= Items =

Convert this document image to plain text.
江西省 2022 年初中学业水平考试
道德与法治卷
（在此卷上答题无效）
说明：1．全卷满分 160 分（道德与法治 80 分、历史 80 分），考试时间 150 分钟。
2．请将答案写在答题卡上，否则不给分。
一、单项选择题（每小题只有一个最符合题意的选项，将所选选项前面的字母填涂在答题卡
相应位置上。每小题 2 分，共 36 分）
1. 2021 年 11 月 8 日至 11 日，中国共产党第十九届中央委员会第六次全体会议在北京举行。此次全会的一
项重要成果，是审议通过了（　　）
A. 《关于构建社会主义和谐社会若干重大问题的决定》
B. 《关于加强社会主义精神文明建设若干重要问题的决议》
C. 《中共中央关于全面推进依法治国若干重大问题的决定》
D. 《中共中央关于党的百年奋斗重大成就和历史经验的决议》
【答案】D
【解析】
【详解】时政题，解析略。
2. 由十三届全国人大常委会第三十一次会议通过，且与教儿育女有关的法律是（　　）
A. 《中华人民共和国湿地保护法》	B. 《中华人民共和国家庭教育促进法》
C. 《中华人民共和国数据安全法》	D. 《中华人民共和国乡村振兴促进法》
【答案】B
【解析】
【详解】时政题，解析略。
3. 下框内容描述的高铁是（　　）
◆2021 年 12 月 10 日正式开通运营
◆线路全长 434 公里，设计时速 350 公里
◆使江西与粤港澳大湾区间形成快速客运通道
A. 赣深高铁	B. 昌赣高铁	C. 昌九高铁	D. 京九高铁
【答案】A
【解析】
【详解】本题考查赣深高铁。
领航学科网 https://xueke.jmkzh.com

= Task requirements =
Reproduce all of the data exactly as given.

= Response to the task =
Convert this document image to plain text.
江西省 2022 年初中学业水平考试
道德与法治卷
（在此卷上答题无效）
说明：1．全卷满分 160 分（道德与法治 80 分、历史 80 分），考试时间 150 分钟。
2．请将答案写在答题卡上，否则不给分。
一、单项选择题（每小题只有一个最符合题意的选项，将所选选项前面的字母填涂在答题卡
相应位置上。每小题 2 分，共 36 分）
1. 2021 年 11 月 8 日至 11 日，中国共产党第十九届中央委员会第六次全体会议在北京举行。此次全会的一
项重要成果，是审议通过了（　　）
A. 《关于构建社会主义和谐社会若干重大问题的决定》
B. 《关于加强社会主义精神文明建设若干重要问题的决议》
C. 《中共中央关于全面推进依法治国若干重大问题的决定》
D. 《中共中央关于党的百年奋斗重大成就和历史经验的决议》
【答案】D
【解析】
【详解】时政题，解析略。
2. 由十三届全国人大常委会第三十一次会议通过，且与教儿育女有关的法律是（　　）
A. 《中华人民共和国湿地保护法》	B. 《中华人民共和国家庭教育促进法》
C. 《中华人民共和国数据安全法》	D. 《中华人民共和国乡村振兴促进法》
【答案】B
【解析】
【详解】时政题，解析略。
3. 下框内容描述的高铁是（　　）
◆2021 年 12 月 10 日正式开通运营
◆线路全长 434 公里，设计时速 350 公里
◆使江西与粤港澳大湾区间形成快速客运通道
A. 赣深高铁	B. 昌赣高铁	C. 昌九高铁	D. 京九高铁
【答案】A
【解析】
【详解】本题考查赣深高铁。
领航学科网 https://xueke.jmkzh.com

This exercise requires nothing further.